▸ **WHAT TO DO**
Review the lines that follow and copy each one that contains the word "kamiennych".

Saved data entries
◆ ◆ ◆ ◆ ◆

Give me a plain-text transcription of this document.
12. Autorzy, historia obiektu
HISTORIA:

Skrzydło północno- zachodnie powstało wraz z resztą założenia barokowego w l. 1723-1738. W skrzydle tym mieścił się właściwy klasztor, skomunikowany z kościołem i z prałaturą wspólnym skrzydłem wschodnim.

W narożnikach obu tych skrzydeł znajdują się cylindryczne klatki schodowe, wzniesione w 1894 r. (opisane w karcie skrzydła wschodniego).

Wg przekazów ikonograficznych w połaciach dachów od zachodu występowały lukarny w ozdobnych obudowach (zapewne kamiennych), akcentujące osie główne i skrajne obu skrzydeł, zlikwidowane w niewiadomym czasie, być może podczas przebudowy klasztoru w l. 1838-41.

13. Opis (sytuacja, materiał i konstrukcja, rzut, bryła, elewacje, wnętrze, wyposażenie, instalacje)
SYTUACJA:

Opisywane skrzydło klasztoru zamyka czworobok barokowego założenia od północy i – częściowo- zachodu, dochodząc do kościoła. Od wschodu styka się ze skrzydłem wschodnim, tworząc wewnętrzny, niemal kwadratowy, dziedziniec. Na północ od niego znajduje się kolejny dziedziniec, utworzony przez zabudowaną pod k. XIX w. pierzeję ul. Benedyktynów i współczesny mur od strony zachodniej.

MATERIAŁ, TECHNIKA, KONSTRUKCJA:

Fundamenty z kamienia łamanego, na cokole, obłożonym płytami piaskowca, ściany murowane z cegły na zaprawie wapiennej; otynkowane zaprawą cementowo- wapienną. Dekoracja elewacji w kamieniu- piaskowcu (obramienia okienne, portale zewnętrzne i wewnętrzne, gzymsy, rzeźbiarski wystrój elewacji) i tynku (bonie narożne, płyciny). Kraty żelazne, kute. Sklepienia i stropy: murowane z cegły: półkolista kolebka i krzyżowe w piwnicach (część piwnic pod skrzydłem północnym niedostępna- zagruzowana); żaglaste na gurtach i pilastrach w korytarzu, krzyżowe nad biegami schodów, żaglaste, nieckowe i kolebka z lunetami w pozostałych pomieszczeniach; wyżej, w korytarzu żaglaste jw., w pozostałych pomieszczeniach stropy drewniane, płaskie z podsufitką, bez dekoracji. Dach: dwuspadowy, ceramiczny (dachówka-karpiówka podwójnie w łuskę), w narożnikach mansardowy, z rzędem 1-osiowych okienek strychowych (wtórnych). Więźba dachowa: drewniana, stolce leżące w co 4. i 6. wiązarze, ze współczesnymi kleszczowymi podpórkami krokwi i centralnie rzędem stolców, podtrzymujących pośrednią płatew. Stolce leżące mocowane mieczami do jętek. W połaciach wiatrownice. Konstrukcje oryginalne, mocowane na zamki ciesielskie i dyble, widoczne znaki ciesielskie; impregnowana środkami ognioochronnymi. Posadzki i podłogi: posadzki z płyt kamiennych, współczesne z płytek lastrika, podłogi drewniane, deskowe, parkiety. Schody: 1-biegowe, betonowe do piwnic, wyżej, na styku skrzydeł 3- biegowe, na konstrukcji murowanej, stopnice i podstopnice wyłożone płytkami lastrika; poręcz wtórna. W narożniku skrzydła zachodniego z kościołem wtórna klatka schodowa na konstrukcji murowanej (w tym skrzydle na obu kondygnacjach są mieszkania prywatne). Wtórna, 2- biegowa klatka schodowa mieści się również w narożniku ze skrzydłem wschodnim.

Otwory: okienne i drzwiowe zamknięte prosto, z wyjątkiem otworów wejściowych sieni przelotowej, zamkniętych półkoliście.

◆ ◆ ◆ ◆ ◆

▸ **WRITTEN RESPONSE**
Wg przekazów ikonograficznych w połaciach dachów od zachodu występowały lukarny w ozdobnych obudowach (zapewne kamiennych), akcentujące osie główne i skrajne obu skrzydeł, zlikwidowane w niewiadomym czasie, być może podczas przebudowy klasztoru w l. 1838-41.
Fundamenty z kamienia łamanego, na cokole, obłożonym płytami piaskowca, ściany murowane z cegły na zaprawie wapiennej; otynkowane zaprawą cementowo- wapienną. Dekoracja elewacji w kamieniu- piaskowcu (obramienia okienne, portale zewnętrzne i wewnętrzne, gzymsy, rzeźbiarski wystrój elewacji) i tynku (bonie narożne, płyciny). Kraty żelazne, kute. Sklepienia i stropy: murowane z cegły: półkolista kolebka i krzyżowe w piwnicach (część piwnic pod skrzydłem północnym niedostępna- zagruzowana); żaglaste na gurtach i pilastrach w korytarzu, krzyżowe nad biegami schodów, żaglaste, nieckowe i kolebka z lunetami w pozostałych pomieszczeniach; wyżej, w korytarzu żaglaste jw., w pozostałych pomieszczeniach stropy drewniane, płaskie z podsufitką, bez dekoracji. Dach: dwuspadowy, ceramiczny (dachówka-karpiówka podwójnie w łuskę), w narożnikach mansardowy, z rzędem 1-osiowych okienek strychowych (wtórnych). Więźba dachowa: drewniana, stolce leżące w co 4. i 6. wiązarze, ze współczesnymi kleszczowymi podpórkami krokwi i centralnie rzędem stolców, podtrzymujących pośrednią płatew. Stolce leżące mocowane mieczami do jętek. W połaciach wiatrownice. Konstrukcje oryginalne, mocowane na zamki ciesielskie i dyble, widoczne znaki ciesielskie; impregnowana środkami ognioochronnymi. Posadzki i podłogi: posadzki z płyt kamiennych, współczesne z płytek lastrika, podłogi drewniane, deskowe, parkiety. Schody: 1-biegowe, betonowe do piwnic, wyżej, na styku skrzydeł 3- biegowe, na konstrukcji murowanej, stopnice i podstopnice wyłożone płytkami lastrika; poręcz wtórna. W narożniku skrzydła zachodniego z kościołem wtórna klatka schodowa na konstrukcji murowanej (w tym skrzydle na obu kondygnacjach są mieszkania prywatne). Wtórna, 2- biegowa klatka schodowa mieści się również w narożniku ze skrzydłem wschodnim.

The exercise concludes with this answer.